Saved entries:
┏━━
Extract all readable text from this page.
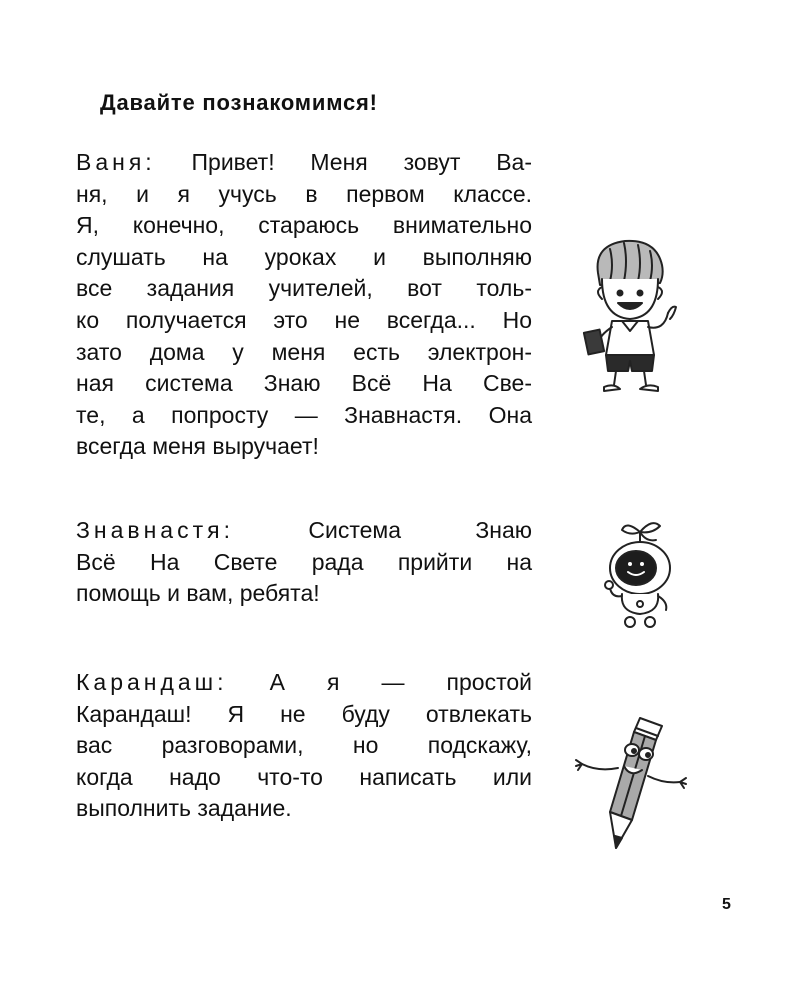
Давайте познакомимся!
Ваня: Привет! Меня зовут Ва-
ня, и я учусь в первом классе.
Я, конечно, стараюсь внимательно
слушать на уроках и выполняю
все задания учителей, вот толь-
ко получается это не всегда... Но
зато дома у меня есть электрон-
ная система Знаю Всё На Све-
те, а попросту — Знавнастя. Она
всегда меня выручает!
Знавнастя:	Система Знаю
Всё На Свете рада прийти на
помощь и вам, ребята!
Карандаш: А я — простой
Карандаш! Я не буду отвлекать
вас разговорами, но подскажу,
когда надо что-то написать или
выполнить задание.

5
┗━━
● Task objective:
Transcribe the records above exactly, leaving out every picture.

● Finished task:
Extract all readable text from this page.
Давайте познакомимся!
Ваня: Привет! Меня зовут Ва-
ня, и я учусь в первом классе.
Я, конечно, стараюсь внимательно
слушать на уроках и выполняю
все задания учителей, вот толь-
ко получается это не всегда... Но
зато дома у меня есть электрон-
ная система Знаю Всё На Све-
те, а попросту — Знавнастя. Она
всегда меня выручает!
Знавнастя:	Система Знаю
Всё На Свете рада прийти на
помощь и вам, ребята!
Карандаш: А я — простой
Карандаш! Я не буду отвлекать
вас разговорами, но подскажу,
когда надо что-то написать или
выполнить задание.

5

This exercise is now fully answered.